* **Task directions**: Repeat all of the records verbatim.
-- start of Data entries --
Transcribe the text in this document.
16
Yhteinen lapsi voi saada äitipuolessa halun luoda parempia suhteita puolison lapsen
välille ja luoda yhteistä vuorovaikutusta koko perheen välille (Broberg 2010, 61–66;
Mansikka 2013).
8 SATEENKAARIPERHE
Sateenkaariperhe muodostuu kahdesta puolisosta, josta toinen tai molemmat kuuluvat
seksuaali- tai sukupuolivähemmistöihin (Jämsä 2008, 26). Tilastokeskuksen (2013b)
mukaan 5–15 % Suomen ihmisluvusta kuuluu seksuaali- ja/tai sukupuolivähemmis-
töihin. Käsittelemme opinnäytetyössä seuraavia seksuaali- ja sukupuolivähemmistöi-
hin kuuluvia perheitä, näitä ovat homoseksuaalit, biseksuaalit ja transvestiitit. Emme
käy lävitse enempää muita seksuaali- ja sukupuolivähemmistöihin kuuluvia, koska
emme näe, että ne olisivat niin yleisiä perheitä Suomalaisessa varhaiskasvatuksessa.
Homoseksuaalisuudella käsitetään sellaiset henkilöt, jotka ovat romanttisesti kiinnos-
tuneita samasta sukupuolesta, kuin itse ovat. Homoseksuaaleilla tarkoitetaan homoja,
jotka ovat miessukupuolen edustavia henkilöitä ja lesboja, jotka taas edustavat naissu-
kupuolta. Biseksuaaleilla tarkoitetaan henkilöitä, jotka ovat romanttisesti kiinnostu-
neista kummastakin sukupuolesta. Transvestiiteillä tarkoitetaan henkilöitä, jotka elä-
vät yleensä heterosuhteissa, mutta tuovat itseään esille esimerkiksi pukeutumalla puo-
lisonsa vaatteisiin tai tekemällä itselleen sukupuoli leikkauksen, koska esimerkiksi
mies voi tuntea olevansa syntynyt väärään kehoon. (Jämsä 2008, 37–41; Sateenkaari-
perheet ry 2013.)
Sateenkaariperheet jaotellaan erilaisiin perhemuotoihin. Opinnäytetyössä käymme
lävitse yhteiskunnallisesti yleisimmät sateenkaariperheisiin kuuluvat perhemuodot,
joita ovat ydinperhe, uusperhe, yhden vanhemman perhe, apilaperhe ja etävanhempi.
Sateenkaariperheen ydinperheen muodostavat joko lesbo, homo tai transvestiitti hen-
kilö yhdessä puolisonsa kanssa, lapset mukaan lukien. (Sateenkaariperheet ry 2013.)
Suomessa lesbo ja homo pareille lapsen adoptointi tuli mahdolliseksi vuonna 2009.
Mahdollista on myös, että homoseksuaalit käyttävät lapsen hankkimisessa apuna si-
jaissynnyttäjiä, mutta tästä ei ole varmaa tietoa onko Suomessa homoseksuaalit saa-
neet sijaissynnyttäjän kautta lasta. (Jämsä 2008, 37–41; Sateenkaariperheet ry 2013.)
-- end of Data entries --
* **Response for this exercise**:
Transcribe the text in this document.
16
Yhteinen lapsi voi saada äitipuolessa halun luoda parempia suhteita puolison lapsen
välille ja luoda yhteistä vuorovaikutusta koko perheen välille (Broberg 2010, 61–66;
Mansikka 2013).
8 SATEENKAARIPERHE
Sateenkaariperhe muodostuu kahdesta puolisosta, josta toinen tai molemmat kuuluvat
seksuaali- tai sukupuolivähemmistöihin (Jämsä 2008, 26). Tilastokeskuksen (2013b)
mukaan 5–15 % Suomen ihmisluvusta kuuluu seksuaali- ja/tai sukupuolivähemmis-
töihin. Käsittelemme opinnäytetyössä seuraavia seksuaali- ja sukupuolivähemmistöi-
hin kuuluvia perheitä, näitä ovat homoseksuaalit, biseksuaalit ja transvestiitit. Emme
käy lävitse enempää muita seksuaali- ja sukupuolivähemmistöihin kuuluvia, koska
emme näe, että ne olisivat niin yleisiä perheitä Suomalaisessa varhaiskasvatuksessa.
Homoseksuaalisuudella käsitetään sellaiset henkilöt, jotka ovat romanttisesti kiinnos-
tuneita samasta sukupuolesta, kuin itse ovat. Homoseksuaaleilla tarkoitetaan homoja,
jotka ovat miessukupuolen edustavia henkilöitä ja lesboja, jotka taas edustavat naissu-
kupuolta. Biseksuaaleilla tarkoitetaan henkilöitä, jotka ovat romanttisesti kiinnostu-
neista kummastakin sukupuolesta. Transvestiiteillä tarkoitetaan henkilöitä, jotka elä-
vät yleensä heterosuhteissa, mutta tuovat itseään esille esimerkiksi pukeutumalla puo-
lisonsa vaatteisiin tai tekemällä itselleen sukupuoli leikkauksen, koska esimerkiksi
mies voi tuntea olevansa syntynyt väärään kehoon. (Jämsä 2008, 37–41; Sateenkaari-
perheet ry 2013.)
Sateenkaariperheet jaotellaan erilaisiin perhemuotoihin. Opinnäytetyössä käymme
lävitse yhteiskunnallisesti yleisimmät sateenkaariperheisiin kuuluvat perhemuodot,
joita ovat ydinperhe, uusperhe, yhden vanhemman perhe, apilaperhe ja etävanhempi.
Sateenkaariperheen ydinperheen muodostavat joko lesbo, homo tai transvestiitti hen-
kilö yhdessä puolisonsa kanssa, lapset mukaan lukien. (Sateenkaariperheet ry 2013.)
Suomessa lesbo ja homo pareille lapsen adoptointi tuli mahdolliseksi vuonna 2009.
Mahdollista on myös, että homoseksuaalit käyttävät lapsen hankkimisessa apuna si-
jaissynnyttäjiä, mutta tästä ei ole varmaa tietoa onko Suomessa homoseksuaalit saa-
neet sijaissynnyttäjän kautta lasta. (Jämsä 2008, 37–41; Sateenkaariperheet ry 2013.)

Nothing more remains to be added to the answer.